**INSTRUCTION:** Would you quote the material below in full and unchanged?

━━━ DATA EXTRACT

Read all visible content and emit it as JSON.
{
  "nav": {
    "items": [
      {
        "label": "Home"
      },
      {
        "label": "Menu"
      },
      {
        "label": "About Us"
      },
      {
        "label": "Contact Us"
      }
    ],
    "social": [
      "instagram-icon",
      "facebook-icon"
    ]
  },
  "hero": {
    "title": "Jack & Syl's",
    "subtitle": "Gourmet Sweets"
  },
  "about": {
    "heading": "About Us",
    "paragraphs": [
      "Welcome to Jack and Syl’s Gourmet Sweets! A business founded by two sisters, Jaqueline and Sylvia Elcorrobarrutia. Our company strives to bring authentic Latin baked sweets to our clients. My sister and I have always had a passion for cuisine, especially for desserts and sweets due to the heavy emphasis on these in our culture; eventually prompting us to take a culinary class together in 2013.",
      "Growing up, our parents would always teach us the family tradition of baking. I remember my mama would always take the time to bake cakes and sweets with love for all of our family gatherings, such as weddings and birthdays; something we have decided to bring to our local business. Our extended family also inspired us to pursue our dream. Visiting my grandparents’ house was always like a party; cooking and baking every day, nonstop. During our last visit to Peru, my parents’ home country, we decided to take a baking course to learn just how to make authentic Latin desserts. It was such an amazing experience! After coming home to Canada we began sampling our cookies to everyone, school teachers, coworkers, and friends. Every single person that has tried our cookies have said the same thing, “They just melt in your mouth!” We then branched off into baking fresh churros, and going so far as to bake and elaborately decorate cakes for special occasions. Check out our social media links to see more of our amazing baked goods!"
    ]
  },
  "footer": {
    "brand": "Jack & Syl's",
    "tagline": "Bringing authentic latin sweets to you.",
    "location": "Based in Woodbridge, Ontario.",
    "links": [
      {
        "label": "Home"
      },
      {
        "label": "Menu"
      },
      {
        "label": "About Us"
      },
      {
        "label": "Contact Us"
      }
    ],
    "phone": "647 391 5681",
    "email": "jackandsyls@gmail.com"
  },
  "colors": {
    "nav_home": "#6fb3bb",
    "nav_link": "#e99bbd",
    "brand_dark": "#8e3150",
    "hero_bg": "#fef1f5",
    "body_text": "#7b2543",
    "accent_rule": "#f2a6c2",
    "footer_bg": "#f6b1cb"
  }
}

━━━━━━

**SOLUTION BELOW:**
Read all visible content and emit it as JSON.
{
  "nav": {
    "items": [
      {
        "label": "Home"
      },
      {
        "label": "Menu"
      },
      {
        "label": "About Us"
      },
      {
        "label": "Contact Us"
      }
    ],
    "social": [
      "instagram-icon",
      "facebook-icon"
    ]
  },
  "hero": {
    "title": "Jack & Syl's",
    "subtitle": "Gourmet Sweets"
  },
  "about": {
    "heading": "About Us",
    "paragraphs": [
      "Welcome to Jack and Syl’s Gourmet Sweets! A business founded by two sisters, Jaqueline and Sylvia Elcorrobarrutia. Our company strives to bring authentic Latin baked sweets to our clients. My sister and I have always had a passion for cuisine, especially for desserts and sweets due to the heavy emphasis on these in our culture; eventually prompting us to take a culinary class together in 2013.",
      "Growing up, our parents would always teach us the family tradition of baking. I remember my mama would always take the time to bake cakes and sweets with love for all of our family gatherings, such as weddings and birthdays; something we have decided to bring to our local business. Our extended family also inspired us to pursue our dream. Visiting my grandparents’ house was always like a party; cooking and baking every day, nonstop. During our last visit to Peru, my parents’ home country, we decided to take a baking course to learn just how to make authentic Latin desserts. It was such an amazing experience! After coming home to Canada we began sampling our cookies to everyone, school teachers, coworkers, and friends. Every single person that has tried our cookies have said the same thing, “They just melt in your mouth!” We then branched off into baking fresh churros, and going so far as to bake and elaborately decorate cakes for special occasions. Check out our social media links to see more of our amazing baked goods!"
    ]
  },
  "footer": {
    "brand": "Jack & Syl's",
    "tagline": "Bringing authentic latin sweets to you.",
    "location": "Based in Woodbridge, Ontario.",
    "links": [
      {
        "label": "Home"
      },
      {
        "label": "Menu"
      },
      {
        "label": "About Us"
      },
      {
        "label": "Contact Us"
      }
    ],
    "phone": "647 391 5681",
    "email": "jackandsyls@gmail.com"
  },
  "colors": {
    "nav_home": "#6fb3bb",
    "nav_link": "#e99bbd",
    "brand_dark": "#8e3150",
    "hero_bg": "#fef1f5",
    "body_text": "#7b2543",
    "accent_rule": "#f2a6c2",
    "footer_bg": "#f6b1cb"
  }
}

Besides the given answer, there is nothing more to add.